▸ **TASK DESCRIPTION**:
Quote all entries exactly, leaving pictures aside.

>> Begin

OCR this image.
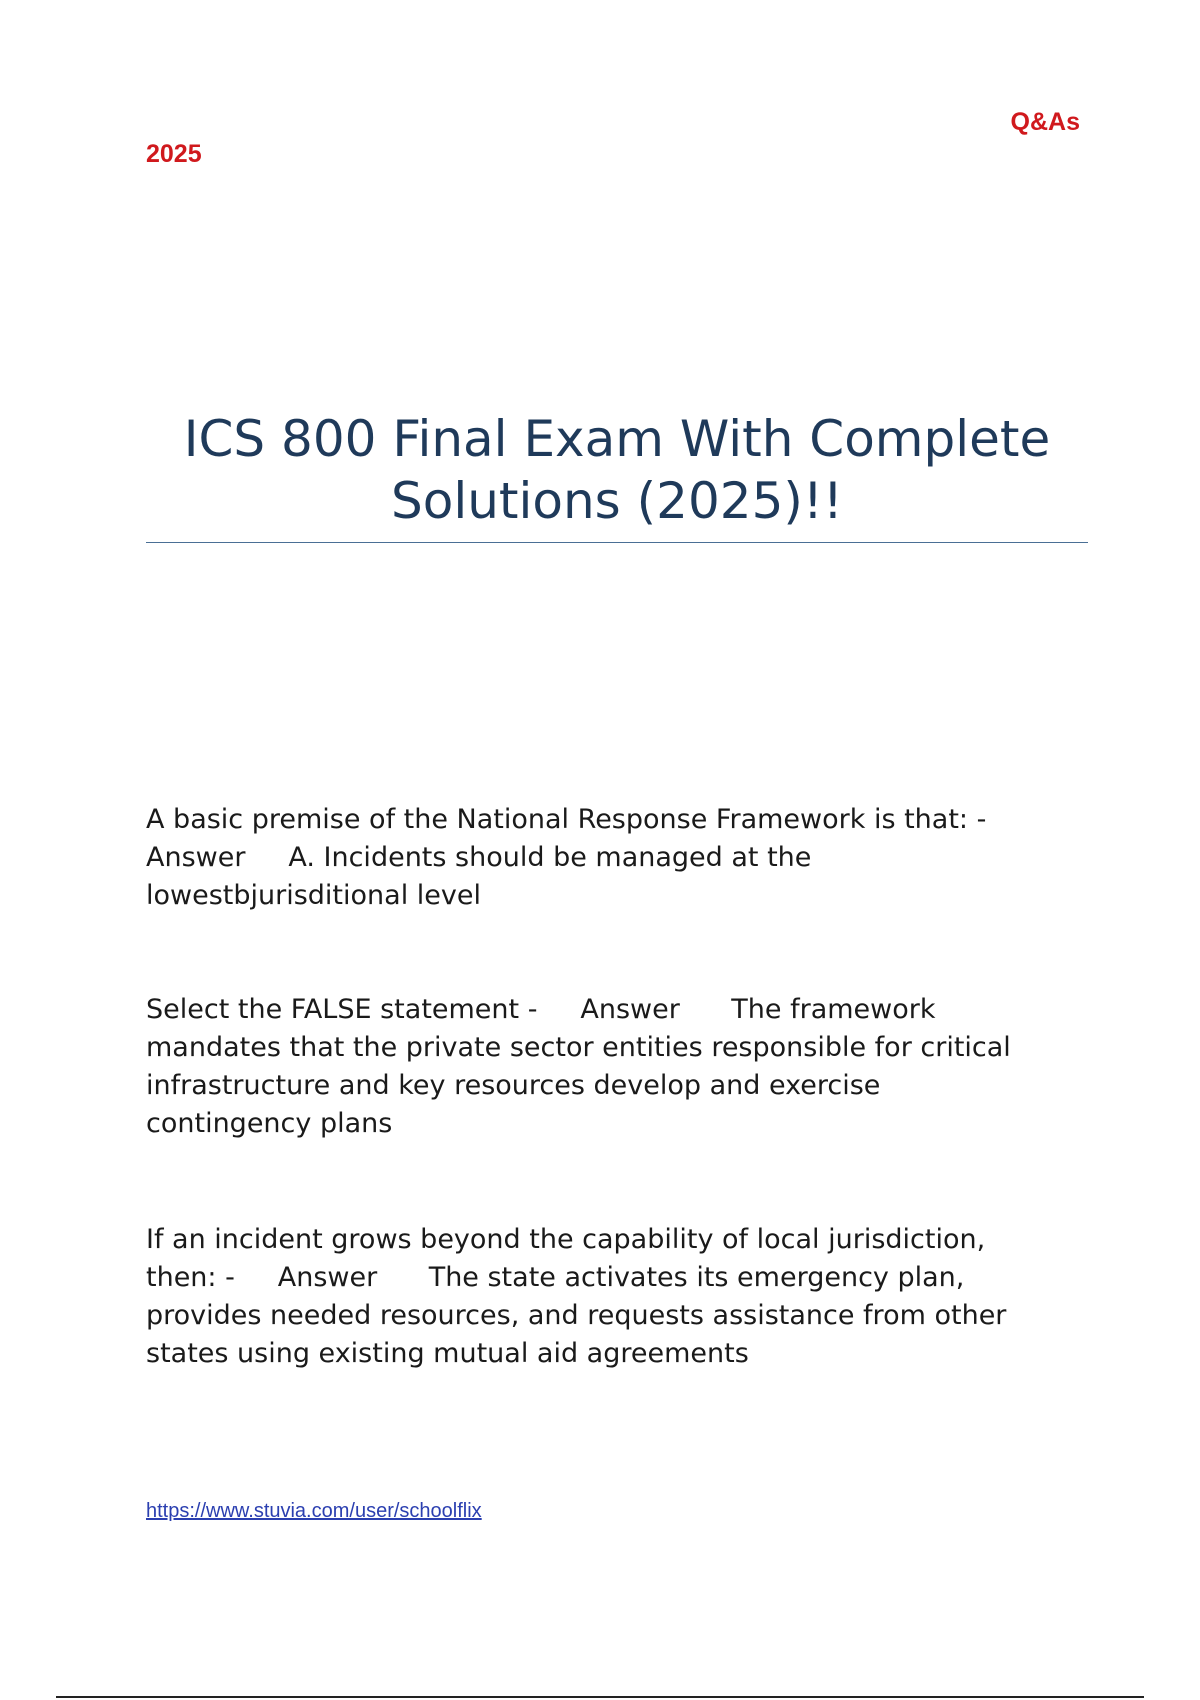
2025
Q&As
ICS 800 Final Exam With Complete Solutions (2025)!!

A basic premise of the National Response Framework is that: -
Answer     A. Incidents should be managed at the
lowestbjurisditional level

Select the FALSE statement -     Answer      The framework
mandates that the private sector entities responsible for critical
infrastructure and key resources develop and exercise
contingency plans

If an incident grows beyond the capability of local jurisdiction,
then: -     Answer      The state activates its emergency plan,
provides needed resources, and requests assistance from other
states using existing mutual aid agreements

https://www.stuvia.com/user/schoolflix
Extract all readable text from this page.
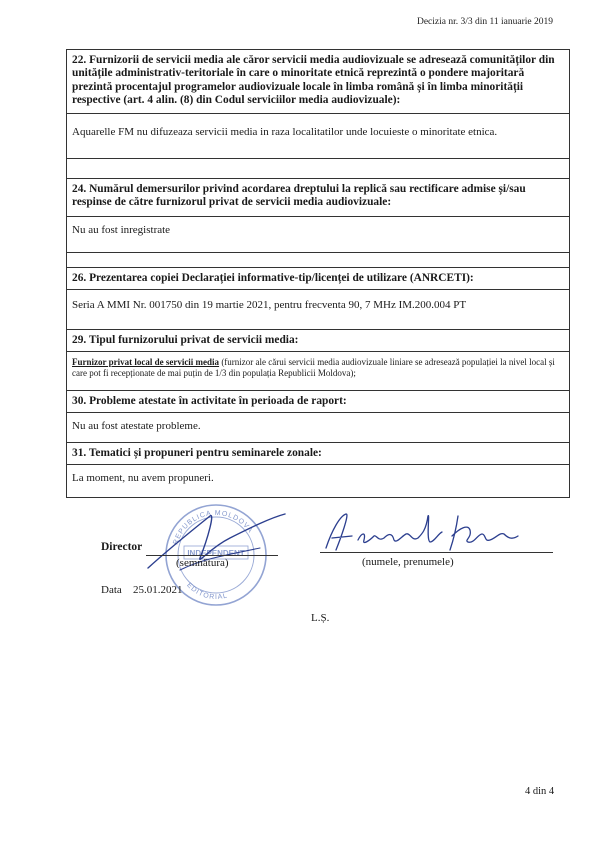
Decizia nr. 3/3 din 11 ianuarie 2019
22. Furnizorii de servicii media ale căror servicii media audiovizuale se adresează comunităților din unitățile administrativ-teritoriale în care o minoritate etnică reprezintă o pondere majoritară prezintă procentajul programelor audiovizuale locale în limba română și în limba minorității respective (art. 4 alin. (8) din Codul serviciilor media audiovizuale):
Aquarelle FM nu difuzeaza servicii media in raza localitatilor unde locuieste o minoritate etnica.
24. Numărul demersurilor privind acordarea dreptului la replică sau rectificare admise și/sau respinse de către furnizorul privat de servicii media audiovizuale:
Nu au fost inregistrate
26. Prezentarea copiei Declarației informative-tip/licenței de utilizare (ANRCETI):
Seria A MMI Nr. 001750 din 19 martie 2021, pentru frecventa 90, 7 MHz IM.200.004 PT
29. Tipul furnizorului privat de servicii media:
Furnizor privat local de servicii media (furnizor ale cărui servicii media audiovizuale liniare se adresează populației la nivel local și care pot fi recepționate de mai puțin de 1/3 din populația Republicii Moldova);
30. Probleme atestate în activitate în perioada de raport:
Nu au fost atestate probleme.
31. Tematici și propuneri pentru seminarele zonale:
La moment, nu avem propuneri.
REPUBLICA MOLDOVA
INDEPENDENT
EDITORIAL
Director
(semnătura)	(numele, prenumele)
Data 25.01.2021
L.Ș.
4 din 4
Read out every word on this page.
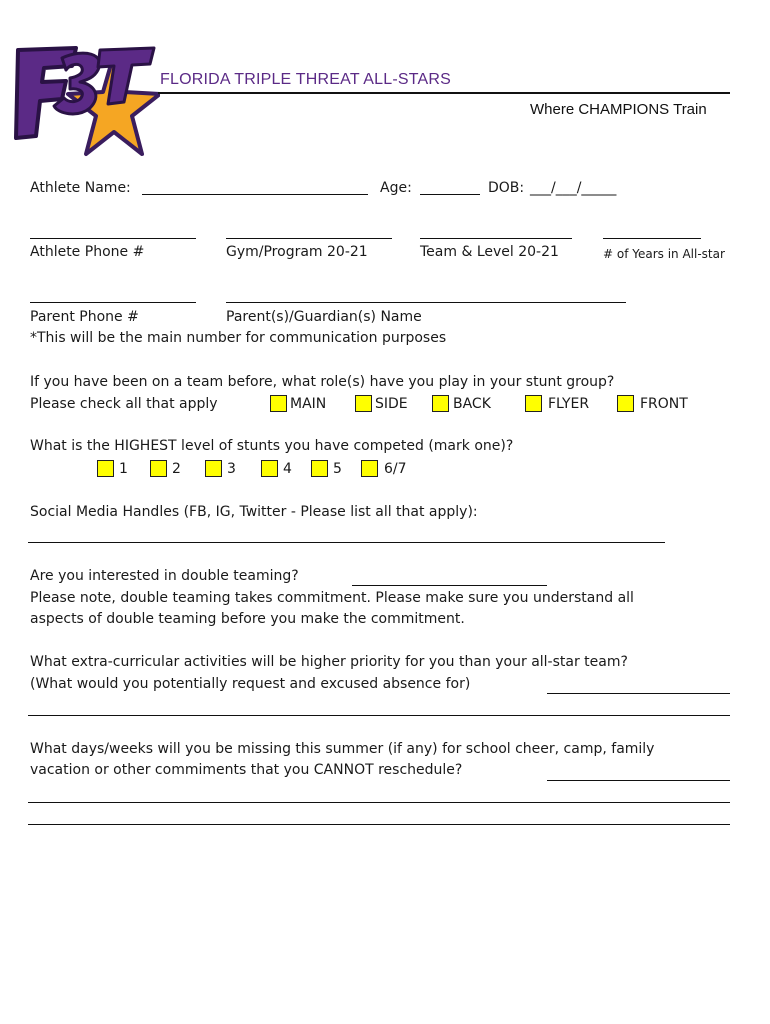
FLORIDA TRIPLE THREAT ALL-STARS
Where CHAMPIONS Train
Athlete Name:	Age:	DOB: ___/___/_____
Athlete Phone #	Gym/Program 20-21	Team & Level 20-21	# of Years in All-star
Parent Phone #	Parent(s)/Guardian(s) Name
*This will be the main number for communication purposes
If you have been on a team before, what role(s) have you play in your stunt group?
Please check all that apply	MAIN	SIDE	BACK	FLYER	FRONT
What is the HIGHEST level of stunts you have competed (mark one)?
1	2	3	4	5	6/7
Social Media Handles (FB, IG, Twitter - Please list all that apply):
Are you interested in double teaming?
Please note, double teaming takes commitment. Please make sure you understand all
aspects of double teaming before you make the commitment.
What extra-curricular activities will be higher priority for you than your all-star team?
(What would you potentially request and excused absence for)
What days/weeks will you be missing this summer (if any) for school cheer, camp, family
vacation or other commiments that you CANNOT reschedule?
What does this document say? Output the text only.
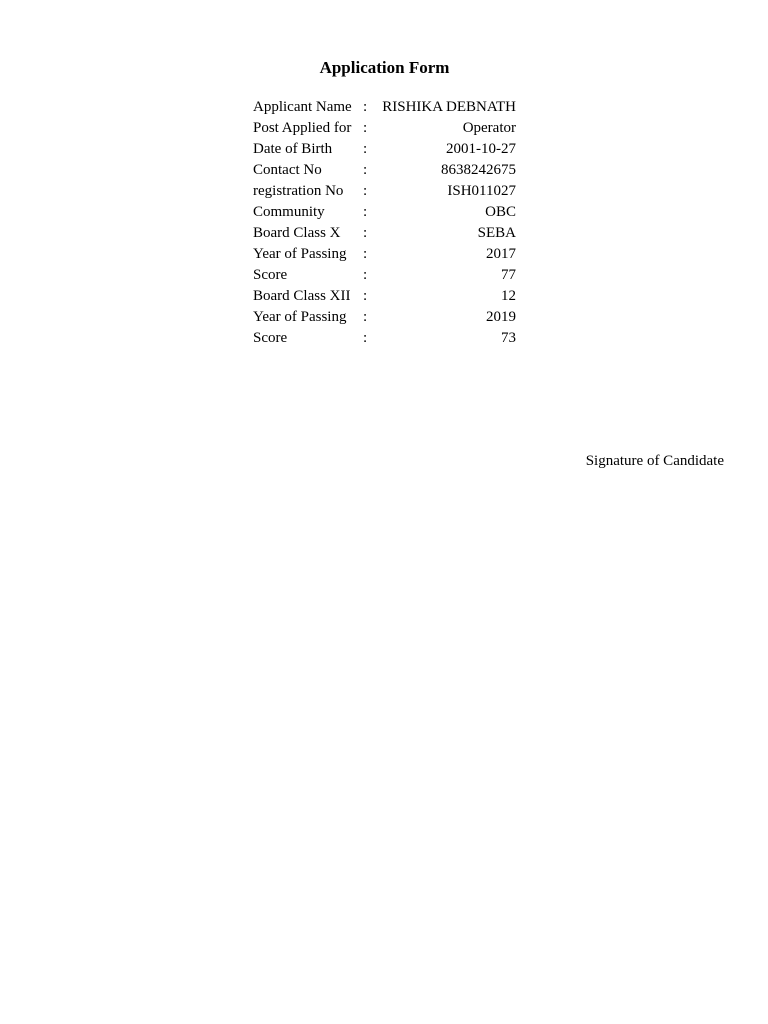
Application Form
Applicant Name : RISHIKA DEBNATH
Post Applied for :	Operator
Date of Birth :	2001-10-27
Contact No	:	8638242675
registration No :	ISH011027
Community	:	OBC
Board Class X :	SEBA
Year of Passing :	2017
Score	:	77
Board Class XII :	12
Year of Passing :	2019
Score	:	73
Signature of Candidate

>> End

▸ **OUTPUT FOR THIS TASK**:
OCR this image.
2025
Q&As
ICS 800 Final Exam With Complete Solutions (2025)!!

A basic premise of the National Response Framework is that: -
Answer     A. Incidents should be managed at the
lowestbjurisditional level

Select the FALSE statement -     Answer      The framework
mandates that the private sector entities responsible for critical
infrastructure and key resources develop and exercise
contingency plans

If an incident grows beyond the capability of local jurisdiction,
then: -     Answer      The state activates its emergency plan,
provides needed resources, and requests assistance from other
states using existing mutual aid agreements

https://www.stuvia.com/user/schoolflix
Extract all readable text from this page.
Decizia nr. 3/3 din 11 ianuarie 2019
22. Furnizorii de servicii media ale căror servicii media audiovizuale se adresează comunităților din unitățile administrativ-teritoriale în care o minoritate etnică reprezintă o pondere majoritară prezintă procentajul programelor audiovizuale locale în limba română și în limba minorității respective (art. 4 alin. (8) din Codul serviciilor media audiovizuale):
Aquarelle FM nu difuzeaza servicii media in raza localitatilor unde locuieste o minoritate etnica.
24. Numărul demersurilor privind acordarea dreptului la replică sau rectificare admise și/sau respinse de către furnizorul privat de servicii media audiovizuale:
Nu au fost inregistrate
26. Prezentarea copiei Declarației informative-tip/licenței de utilizare (ANRCETI):
Seria A MMI Nr. 001750 din 19 martie 2021, pentru frecventa 90, 7 MHz IM.200.004 PT
29. Tipul furnizorului privat de servicii media:
Furnizor privat local de servicii media (furnizor ale cărui servicii media audiovizuale liniare se adresează populației la nivel local și care pot fi recepționate de mai puțin de 1/3 din populația Republicii Moldova);
30. Probleme atestate în activitate în perioada de raport:
Nu au fost atestate probleme.
31. Tematici și propuneri pentru seminarele zonale:
La moment, nu avem propuneri.
REPUBLICA MOLDOVA
INDEPENDENT
EDITORIAL
Director
(semnătura)	(numele, prenumele)
Data 25.01.2021
L.Ș.
4 din 4
Read out every word on this page.
FLORIDA TRIPLE THREAT ALL-STARS
Where CHAMPIONS Train
Athlete Name:	Age:	DOB: ___/___/_____
Athlete Phone #	Gym/Program 20-21	Team & Level 20-21	# of Years in All-star
Parent Phone #	Parent(s)/Guardian(s) Name
*This will be the main number for communication purposes
If you have been on a team before, what role(s) have you play in your stunt group?
Please check all that apply	MAIN	SIDE	BACK	FLYER	FRONT
What is the HIGHEST level of stunts you have competed (mark one)?
1	2	3	4	5	6/7
Social Media Handles (FB, IG, Twitter - Please list all that apply):
Are you interested in double teaming?
Please note, double teaming takes commitment. Please make sure you understand all
aspects of double teaming before you make the commitment.
What extra-curricular activities will be higher priority for you than your all-star team?
(What would you potentially request and excused absence for)
What days/weeks will you be missing this summer (if any) for school cheer, camp, family
vacation or other commiments that you CANNOT reschedule?
What does this document say? Output the text only.
Application Form
Applicant Name : RISHIKA DEBNATH
Post Applied for :	Operator
Date of Birth :	2001-10-27
Contact No	:	8638242675
registration No :	ISH011027
Community	:	OBC
Board Class X :	SEBA
Year of Passing :	2017
Score	:	77
Board Class XII :	12
Year of Passing :	2019
Score	:	73
Signature of Candidate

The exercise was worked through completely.